____ Available records

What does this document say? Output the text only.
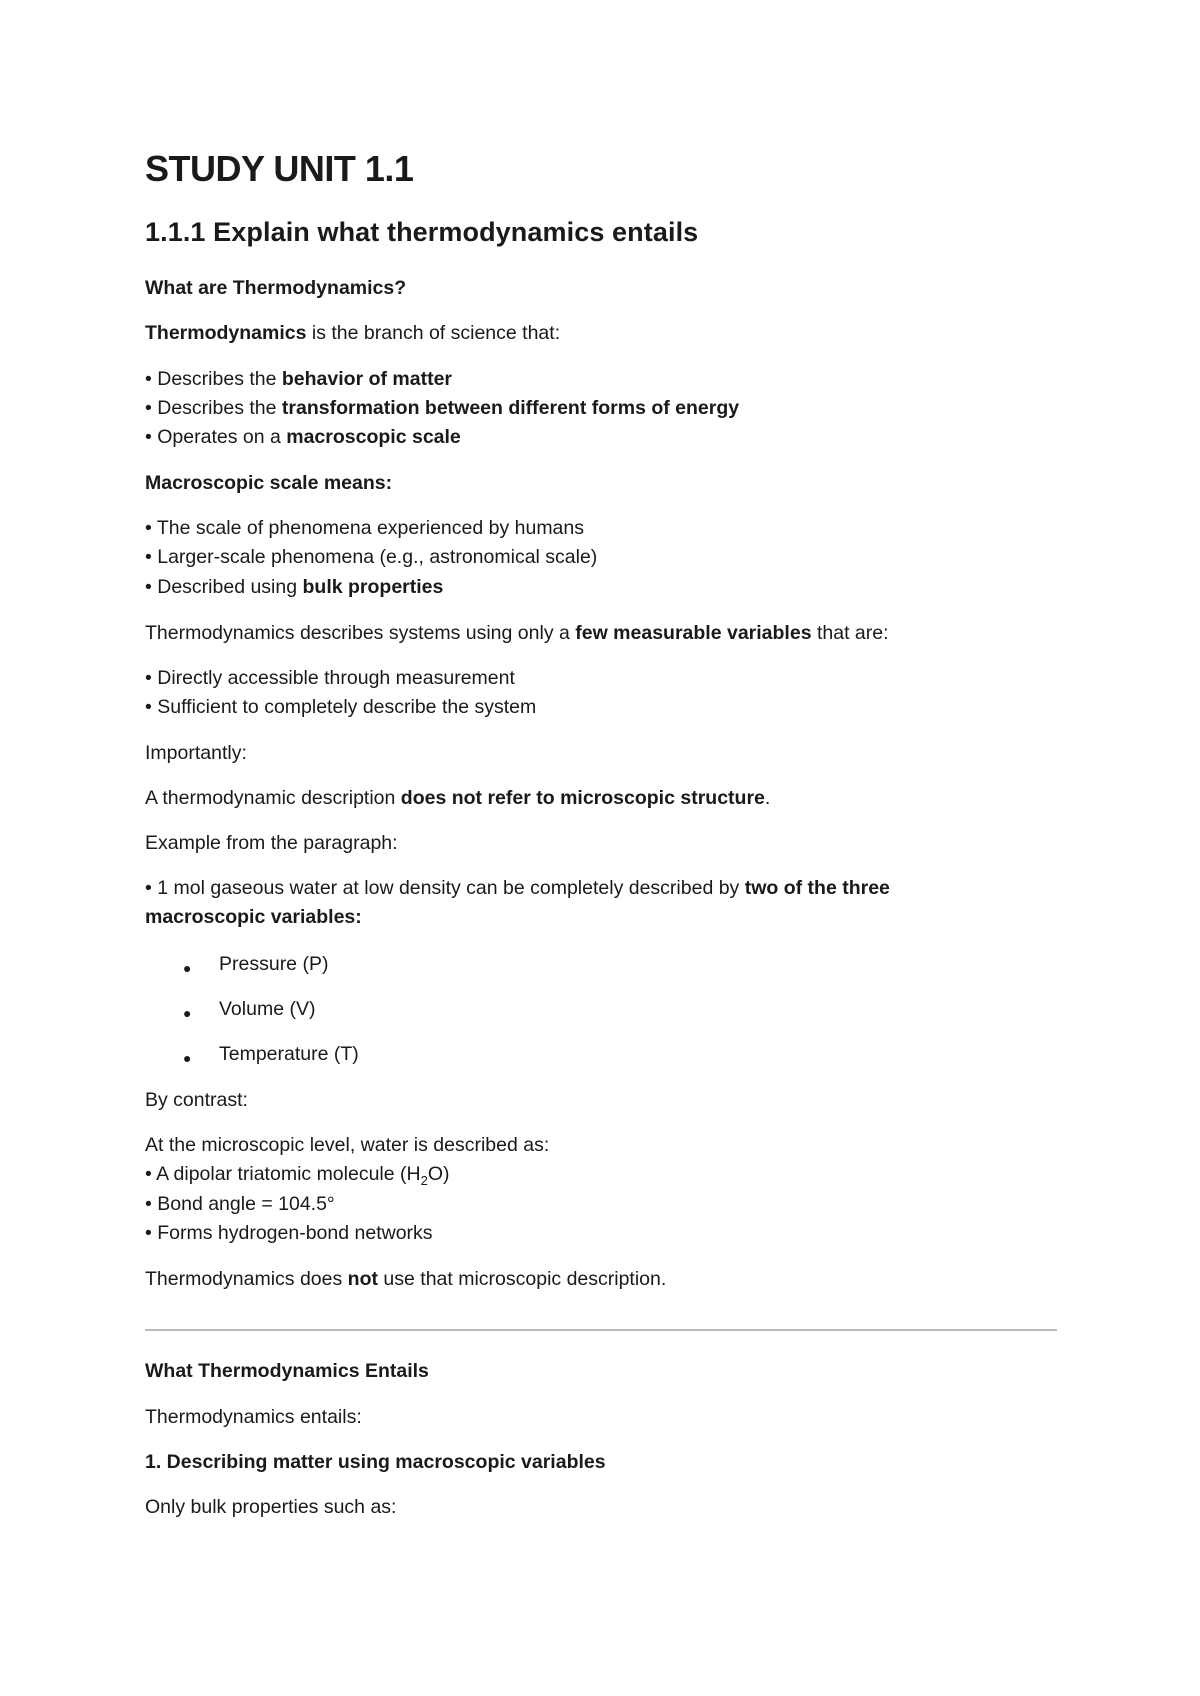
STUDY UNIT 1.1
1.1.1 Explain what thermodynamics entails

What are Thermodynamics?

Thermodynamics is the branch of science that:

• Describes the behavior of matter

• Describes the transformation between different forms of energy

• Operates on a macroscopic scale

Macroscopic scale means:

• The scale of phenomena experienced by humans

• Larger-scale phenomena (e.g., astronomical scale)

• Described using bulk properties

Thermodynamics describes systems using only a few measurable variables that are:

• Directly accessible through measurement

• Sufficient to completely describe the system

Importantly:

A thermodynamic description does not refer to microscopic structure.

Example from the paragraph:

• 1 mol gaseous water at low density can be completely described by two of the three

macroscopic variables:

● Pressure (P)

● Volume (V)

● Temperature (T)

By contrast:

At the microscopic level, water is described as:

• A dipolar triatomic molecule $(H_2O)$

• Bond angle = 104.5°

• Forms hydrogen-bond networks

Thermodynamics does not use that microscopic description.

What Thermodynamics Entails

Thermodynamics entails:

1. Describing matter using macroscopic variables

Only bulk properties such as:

________
____ Available records

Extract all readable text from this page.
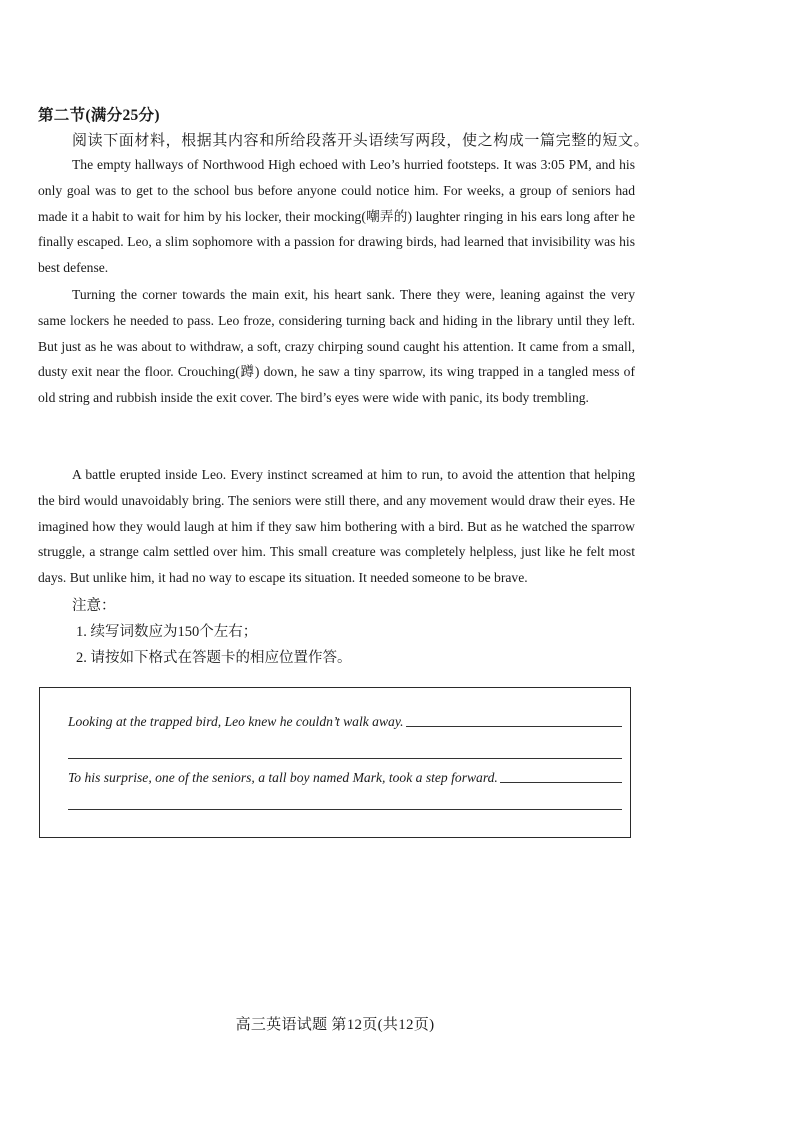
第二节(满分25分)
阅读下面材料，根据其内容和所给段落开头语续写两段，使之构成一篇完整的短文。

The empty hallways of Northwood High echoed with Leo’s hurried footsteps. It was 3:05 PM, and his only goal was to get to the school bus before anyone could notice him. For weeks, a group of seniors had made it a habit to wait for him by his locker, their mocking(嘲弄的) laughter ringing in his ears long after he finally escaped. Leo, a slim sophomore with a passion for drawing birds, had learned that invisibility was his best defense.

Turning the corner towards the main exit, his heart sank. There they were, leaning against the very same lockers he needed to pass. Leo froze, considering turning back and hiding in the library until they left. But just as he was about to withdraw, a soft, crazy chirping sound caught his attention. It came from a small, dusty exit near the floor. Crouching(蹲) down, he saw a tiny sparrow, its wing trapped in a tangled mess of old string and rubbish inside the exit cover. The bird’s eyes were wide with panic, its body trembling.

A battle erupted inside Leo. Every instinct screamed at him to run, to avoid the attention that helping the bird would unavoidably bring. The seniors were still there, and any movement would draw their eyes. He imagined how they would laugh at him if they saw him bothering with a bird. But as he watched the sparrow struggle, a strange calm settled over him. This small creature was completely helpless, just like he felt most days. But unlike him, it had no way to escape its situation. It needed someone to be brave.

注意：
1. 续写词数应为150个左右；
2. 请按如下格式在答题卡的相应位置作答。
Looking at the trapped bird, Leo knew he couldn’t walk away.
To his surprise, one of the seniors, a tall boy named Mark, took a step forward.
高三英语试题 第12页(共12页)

________

• **The request**
Copy out all lines that carry the word "phenomena".

• **Solution for this problem**
• The scale of phenomena experienced by humans
• Larger-scale phenomena (e.g., astronomical scale)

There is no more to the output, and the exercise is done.